(Stored dataset items)
++++++
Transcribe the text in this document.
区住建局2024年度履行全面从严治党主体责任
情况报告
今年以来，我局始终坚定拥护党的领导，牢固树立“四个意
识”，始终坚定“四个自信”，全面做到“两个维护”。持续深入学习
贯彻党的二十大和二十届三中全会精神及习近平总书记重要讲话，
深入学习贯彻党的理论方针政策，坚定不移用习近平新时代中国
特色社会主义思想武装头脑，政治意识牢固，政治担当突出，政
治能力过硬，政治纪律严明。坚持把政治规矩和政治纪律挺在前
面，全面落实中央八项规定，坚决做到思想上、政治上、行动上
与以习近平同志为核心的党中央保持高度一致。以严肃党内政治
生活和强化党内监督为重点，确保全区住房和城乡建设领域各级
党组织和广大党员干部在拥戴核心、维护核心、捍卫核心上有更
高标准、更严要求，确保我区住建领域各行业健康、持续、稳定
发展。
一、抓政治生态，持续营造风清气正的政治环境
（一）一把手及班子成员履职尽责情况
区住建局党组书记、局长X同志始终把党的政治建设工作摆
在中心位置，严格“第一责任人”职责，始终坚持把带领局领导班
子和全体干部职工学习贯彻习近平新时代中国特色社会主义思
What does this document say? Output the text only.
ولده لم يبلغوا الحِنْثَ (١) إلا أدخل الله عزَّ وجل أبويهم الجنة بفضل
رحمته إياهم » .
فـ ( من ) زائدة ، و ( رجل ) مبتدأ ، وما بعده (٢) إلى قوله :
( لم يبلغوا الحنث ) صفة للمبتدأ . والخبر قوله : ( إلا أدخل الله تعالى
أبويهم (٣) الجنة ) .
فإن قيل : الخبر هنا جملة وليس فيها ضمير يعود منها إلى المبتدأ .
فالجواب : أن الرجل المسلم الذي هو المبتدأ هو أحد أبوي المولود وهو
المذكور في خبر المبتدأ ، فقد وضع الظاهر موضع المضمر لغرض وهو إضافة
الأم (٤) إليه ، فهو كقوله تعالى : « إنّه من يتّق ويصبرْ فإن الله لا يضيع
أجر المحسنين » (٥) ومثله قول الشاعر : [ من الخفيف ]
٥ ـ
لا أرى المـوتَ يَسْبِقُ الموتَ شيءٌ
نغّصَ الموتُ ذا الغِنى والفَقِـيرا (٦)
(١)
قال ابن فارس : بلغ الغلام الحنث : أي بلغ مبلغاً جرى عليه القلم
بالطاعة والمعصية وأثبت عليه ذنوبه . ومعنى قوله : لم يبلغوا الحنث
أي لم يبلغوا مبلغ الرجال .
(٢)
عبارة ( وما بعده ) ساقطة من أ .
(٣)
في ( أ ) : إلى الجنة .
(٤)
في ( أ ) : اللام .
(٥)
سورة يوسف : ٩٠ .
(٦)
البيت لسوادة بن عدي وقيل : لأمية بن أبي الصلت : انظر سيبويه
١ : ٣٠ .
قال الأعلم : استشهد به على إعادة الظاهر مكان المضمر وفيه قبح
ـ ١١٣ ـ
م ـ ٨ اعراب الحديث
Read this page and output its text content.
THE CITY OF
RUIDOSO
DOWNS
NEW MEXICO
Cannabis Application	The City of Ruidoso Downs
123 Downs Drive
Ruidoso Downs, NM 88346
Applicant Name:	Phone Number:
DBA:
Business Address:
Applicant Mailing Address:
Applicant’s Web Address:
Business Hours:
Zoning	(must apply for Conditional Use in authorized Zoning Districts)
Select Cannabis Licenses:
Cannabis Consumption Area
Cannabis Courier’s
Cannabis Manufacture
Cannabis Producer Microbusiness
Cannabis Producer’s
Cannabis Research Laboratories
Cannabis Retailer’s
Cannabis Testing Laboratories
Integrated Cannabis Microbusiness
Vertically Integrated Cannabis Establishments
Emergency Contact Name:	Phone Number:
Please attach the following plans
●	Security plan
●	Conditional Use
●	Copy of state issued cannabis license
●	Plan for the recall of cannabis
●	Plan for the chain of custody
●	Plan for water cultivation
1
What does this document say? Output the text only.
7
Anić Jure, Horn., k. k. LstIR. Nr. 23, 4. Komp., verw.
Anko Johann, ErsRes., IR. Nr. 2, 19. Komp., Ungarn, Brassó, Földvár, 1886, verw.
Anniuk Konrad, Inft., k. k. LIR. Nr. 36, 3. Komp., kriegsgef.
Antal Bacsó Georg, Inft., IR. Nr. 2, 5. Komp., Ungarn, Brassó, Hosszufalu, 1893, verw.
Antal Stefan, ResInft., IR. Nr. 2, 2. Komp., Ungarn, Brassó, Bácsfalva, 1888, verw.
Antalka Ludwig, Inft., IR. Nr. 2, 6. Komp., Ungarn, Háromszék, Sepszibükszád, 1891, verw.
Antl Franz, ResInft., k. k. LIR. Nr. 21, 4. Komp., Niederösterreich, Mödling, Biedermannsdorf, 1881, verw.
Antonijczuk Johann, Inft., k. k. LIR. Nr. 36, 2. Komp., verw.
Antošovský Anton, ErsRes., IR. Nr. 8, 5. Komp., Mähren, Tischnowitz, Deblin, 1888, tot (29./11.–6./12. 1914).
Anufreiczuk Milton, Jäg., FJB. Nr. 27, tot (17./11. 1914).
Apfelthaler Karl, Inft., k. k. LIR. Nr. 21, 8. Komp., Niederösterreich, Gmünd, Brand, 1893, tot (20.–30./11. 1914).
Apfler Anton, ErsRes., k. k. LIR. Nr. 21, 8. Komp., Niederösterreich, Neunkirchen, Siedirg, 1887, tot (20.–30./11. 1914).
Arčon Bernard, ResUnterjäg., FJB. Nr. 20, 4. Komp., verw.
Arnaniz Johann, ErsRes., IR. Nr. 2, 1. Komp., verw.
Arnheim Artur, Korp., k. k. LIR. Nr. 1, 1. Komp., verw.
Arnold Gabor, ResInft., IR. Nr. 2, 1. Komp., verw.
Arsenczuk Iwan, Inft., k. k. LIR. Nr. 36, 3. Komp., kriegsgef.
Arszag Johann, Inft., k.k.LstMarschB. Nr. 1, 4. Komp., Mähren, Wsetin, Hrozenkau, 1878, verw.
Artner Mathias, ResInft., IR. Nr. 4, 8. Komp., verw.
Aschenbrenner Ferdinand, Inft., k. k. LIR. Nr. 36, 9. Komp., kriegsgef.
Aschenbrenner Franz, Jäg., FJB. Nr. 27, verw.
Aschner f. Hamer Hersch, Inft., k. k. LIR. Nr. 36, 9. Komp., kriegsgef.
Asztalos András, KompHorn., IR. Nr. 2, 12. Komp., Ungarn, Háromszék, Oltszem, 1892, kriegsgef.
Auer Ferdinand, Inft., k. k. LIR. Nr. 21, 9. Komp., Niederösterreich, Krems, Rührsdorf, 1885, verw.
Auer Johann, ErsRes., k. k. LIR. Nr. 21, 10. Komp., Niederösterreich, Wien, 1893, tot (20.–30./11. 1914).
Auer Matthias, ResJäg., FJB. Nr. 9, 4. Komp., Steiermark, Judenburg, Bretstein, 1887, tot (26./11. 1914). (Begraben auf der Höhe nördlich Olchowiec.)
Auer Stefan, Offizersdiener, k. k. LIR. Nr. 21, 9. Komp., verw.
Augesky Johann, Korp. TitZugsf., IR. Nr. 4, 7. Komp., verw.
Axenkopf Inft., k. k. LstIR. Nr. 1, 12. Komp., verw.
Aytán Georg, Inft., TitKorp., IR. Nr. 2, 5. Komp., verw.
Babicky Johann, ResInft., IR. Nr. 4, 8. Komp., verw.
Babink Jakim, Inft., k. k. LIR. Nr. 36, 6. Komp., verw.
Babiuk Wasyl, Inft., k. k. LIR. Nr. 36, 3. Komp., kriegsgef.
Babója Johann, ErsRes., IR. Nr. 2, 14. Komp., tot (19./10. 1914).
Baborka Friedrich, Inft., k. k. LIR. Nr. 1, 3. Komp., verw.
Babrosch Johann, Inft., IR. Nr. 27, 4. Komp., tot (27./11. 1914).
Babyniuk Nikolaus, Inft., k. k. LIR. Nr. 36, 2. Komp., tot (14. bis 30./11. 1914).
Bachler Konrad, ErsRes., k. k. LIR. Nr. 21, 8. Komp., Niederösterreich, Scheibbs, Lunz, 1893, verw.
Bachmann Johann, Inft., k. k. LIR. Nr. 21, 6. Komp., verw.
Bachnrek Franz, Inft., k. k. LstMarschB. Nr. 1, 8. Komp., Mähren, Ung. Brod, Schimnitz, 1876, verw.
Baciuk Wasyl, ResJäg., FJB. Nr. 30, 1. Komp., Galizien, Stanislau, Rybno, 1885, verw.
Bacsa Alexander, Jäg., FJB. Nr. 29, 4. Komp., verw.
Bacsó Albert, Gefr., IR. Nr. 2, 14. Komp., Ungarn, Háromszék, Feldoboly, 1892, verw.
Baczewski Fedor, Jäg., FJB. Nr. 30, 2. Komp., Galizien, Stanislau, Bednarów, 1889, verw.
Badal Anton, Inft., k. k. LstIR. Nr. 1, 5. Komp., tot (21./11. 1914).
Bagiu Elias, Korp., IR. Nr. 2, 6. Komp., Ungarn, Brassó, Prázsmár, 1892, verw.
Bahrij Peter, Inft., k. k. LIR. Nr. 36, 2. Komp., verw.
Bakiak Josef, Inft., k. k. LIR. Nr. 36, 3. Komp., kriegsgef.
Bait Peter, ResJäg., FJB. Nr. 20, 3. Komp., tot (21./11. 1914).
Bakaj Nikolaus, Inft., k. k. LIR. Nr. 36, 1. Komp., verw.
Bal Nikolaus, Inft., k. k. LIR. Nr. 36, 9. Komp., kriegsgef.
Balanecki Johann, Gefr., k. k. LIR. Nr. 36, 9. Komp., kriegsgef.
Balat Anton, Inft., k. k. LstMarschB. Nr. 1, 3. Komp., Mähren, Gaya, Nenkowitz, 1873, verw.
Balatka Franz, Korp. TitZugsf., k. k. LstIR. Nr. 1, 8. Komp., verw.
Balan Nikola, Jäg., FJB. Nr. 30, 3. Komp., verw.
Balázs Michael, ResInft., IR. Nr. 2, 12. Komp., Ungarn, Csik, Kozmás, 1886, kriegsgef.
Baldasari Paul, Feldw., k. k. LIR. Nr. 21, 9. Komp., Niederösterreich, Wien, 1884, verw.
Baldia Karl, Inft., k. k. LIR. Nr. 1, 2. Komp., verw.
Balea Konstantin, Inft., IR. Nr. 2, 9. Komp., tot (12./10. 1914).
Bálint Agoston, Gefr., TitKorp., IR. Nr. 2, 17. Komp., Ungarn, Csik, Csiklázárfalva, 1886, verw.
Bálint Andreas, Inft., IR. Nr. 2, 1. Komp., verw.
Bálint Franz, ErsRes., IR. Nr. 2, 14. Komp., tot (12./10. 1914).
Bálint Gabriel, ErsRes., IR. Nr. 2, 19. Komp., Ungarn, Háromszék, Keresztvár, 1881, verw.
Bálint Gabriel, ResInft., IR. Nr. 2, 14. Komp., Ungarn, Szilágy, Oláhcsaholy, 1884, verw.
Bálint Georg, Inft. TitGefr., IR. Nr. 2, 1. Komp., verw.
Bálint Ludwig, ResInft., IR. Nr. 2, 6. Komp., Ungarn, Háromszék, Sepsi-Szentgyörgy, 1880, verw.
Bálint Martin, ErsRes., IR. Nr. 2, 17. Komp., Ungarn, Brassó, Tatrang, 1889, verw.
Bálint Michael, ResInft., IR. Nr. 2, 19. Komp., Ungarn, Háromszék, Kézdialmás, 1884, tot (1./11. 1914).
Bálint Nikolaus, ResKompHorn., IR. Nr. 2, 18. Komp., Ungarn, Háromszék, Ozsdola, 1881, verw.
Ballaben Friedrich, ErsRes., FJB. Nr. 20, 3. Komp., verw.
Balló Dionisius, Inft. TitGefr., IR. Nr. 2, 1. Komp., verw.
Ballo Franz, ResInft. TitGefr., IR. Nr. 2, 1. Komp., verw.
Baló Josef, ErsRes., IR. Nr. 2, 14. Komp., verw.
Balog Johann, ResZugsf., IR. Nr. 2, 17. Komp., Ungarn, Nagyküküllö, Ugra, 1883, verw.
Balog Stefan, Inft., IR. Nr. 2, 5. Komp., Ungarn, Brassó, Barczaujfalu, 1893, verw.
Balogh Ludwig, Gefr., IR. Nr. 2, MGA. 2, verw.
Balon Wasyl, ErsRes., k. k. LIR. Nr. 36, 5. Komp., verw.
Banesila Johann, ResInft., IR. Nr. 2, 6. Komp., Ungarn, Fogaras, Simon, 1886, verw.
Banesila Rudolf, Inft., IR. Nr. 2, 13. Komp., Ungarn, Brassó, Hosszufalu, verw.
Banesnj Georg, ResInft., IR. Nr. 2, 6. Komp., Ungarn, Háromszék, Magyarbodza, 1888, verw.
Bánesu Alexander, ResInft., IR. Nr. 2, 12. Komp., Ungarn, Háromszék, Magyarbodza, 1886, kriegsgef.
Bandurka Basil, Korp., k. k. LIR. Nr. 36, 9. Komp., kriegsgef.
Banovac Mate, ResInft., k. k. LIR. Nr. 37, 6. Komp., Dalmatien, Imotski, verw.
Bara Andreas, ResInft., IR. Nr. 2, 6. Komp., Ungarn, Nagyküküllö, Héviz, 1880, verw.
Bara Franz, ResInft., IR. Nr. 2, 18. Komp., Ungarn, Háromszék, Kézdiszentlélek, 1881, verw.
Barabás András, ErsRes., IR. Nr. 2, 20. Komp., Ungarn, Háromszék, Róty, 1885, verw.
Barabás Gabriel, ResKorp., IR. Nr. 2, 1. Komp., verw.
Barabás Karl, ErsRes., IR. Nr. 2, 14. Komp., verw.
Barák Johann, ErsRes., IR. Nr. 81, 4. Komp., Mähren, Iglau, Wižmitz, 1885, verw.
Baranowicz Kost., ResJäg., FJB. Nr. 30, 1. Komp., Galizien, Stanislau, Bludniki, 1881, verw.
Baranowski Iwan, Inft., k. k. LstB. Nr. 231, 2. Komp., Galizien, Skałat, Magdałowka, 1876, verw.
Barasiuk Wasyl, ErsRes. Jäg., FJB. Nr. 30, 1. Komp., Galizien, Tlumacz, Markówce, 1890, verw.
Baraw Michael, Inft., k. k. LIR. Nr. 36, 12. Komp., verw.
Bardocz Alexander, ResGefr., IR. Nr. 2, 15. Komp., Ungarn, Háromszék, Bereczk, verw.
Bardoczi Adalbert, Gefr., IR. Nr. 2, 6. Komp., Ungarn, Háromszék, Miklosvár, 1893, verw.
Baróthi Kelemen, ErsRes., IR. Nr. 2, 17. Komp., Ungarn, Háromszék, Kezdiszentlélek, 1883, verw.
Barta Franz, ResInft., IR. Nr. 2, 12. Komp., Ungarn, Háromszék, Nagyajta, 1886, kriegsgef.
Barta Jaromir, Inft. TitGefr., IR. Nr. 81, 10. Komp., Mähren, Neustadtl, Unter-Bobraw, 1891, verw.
++++++
> _Direction_
Find the lines above holding the word "المبتدأ" and show them.

> _Expected answer_
فإن قيل : الخبر هنا جملة وليس فيها ضمير يعود منها إلى المبتدأ .
فالجواب : أن الرجل المسلم الذي هو المبتدأ هو أحد أبوي المولود وهو
المذكور في خبر المبتدأ ، فقد وضع الظاهر موضع المضمر لغرض وهو إضافة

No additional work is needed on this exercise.